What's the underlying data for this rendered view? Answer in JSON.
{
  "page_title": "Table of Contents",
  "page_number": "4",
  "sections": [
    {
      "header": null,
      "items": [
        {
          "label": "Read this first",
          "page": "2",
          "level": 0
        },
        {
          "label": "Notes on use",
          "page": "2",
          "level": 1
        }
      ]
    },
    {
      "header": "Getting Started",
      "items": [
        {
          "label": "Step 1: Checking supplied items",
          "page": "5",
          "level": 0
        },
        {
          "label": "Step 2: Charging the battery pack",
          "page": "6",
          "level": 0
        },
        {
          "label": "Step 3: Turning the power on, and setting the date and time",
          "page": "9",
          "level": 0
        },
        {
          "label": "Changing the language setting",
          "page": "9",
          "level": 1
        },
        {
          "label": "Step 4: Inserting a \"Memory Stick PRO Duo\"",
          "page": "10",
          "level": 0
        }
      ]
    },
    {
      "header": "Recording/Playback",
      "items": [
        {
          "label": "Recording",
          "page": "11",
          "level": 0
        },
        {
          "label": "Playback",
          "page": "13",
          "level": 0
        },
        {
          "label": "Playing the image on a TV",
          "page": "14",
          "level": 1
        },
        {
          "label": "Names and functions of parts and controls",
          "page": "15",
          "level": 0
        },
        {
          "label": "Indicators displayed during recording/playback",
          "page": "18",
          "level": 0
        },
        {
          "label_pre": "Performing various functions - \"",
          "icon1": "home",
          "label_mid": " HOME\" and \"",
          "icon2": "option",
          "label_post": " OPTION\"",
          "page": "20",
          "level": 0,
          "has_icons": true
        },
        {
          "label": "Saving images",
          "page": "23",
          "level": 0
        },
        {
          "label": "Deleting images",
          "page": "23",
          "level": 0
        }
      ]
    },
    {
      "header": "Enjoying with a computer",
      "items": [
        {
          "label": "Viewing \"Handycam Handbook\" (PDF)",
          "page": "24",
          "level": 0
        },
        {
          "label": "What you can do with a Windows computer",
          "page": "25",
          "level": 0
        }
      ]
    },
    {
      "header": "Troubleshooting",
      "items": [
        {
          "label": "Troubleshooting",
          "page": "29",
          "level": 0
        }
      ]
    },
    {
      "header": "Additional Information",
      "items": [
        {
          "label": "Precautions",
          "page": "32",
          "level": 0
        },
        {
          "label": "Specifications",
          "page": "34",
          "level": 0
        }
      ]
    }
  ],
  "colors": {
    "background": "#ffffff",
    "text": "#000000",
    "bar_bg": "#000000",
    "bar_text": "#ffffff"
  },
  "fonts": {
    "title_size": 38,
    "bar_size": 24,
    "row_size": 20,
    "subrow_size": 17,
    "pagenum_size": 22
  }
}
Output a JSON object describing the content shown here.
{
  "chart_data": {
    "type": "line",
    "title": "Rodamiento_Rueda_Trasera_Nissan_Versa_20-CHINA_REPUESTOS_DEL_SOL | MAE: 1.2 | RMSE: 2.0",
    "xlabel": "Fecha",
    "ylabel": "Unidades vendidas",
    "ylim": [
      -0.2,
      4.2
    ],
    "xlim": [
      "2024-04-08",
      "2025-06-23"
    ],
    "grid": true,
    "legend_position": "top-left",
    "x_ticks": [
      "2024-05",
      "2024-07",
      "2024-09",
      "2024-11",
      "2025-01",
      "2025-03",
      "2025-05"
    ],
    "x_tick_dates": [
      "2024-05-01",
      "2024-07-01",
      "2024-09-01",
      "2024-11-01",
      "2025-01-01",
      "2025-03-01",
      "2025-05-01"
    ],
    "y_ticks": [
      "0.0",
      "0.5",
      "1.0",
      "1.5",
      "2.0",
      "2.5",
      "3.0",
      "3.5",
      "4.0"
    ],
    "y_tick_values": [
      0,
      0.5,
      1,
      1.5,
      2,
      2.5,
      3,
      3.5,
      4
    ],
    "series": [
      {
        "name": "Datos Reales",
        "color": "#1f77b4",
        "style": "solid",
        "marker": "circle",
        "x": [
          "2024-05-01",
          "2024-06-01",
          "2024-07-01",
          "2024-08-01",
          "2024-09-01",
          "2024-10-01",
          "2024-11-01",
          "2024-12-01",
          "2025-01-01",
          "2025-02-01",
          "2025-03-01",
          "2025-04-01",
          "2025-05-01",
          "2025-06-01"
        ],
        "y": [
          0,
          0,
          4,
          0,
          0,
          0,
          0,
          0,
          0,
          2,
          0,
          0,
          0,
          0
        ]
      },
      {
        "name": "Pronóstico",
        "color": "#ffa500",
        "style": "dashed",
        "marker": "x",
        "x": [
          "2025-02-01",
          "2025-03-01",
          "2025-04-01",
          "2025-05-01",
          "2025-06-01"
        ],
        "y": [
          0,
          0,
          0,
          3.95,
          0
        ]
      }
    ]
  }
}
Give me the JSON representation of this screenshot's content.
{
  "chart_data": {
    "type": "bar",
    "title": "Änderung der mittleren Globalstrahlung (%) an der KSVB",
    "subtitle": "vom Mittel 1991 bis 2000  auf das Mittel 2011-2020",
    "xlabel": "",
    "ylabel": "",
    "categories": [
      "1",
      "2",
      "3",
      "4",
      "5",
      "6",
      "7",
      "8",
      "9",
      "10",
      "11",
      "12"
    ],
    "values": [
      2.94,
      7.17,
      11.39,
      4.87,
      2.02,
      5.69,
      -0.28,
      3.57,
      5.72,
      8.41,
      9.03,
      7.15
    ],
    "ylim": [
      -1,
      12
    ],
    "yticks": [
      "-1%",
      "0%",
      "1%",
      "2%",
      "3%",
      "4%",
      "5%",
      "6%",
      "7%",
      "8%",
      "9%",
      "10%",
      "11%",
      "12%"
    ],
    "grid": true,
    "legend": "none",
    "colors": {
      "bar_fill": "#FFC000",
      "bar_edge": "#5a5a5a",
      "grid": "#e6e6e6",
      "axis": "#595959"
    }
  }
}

=== EXERCISE AIM ===
Copy only this span: the line that contains "Give me the", the last line, and every line between them.

=== PROBLEM SOLUTION ===
Give me the JSON representation of this screenshot's content.
{
  "chart_data": {
    "type": "bar",
    "title": "Änderung der mittleren Globalstrahlung (%) an der KSVB",
    "subtitle": "vom Mittel 1991 bis 2000  auf das Mittel 2011-2020",
    "xlabel": "",
    "ylabel": "",
    "categories": [
      "1",
      "2",
      "3",
      "4",
      "5",
      "6",
      "7",
      "8",
      "9",
      "10",
      "11",
      "12"
    ],
    "values": [
      2.94,
      7.17,
      11.39,
      4.87,
      2.02,
      5.69,
      -0.28,
      3.57,
      5.72,
      8.41,
      9.03,
      7.15
    ],
    "ylim": [
      -1,
      12
    ],
    "yticks": [
      "-1%",
      "0%",
      "1%",
      "2%",
      "3%",
      "4%",
      "5%",
      "6%",
      "7%",
      "8%",
      "9%",
      "10%",
      "11%",
      "12%"
    ],
    "grid": true,
    "legend": "none",
    "colors": {
      "bar_fill": "#FFC000",
      "bar_edge": "#5a5a5a",
      "grid": "#e6e6e6",
      "axis": "#595959"
    }
  }
}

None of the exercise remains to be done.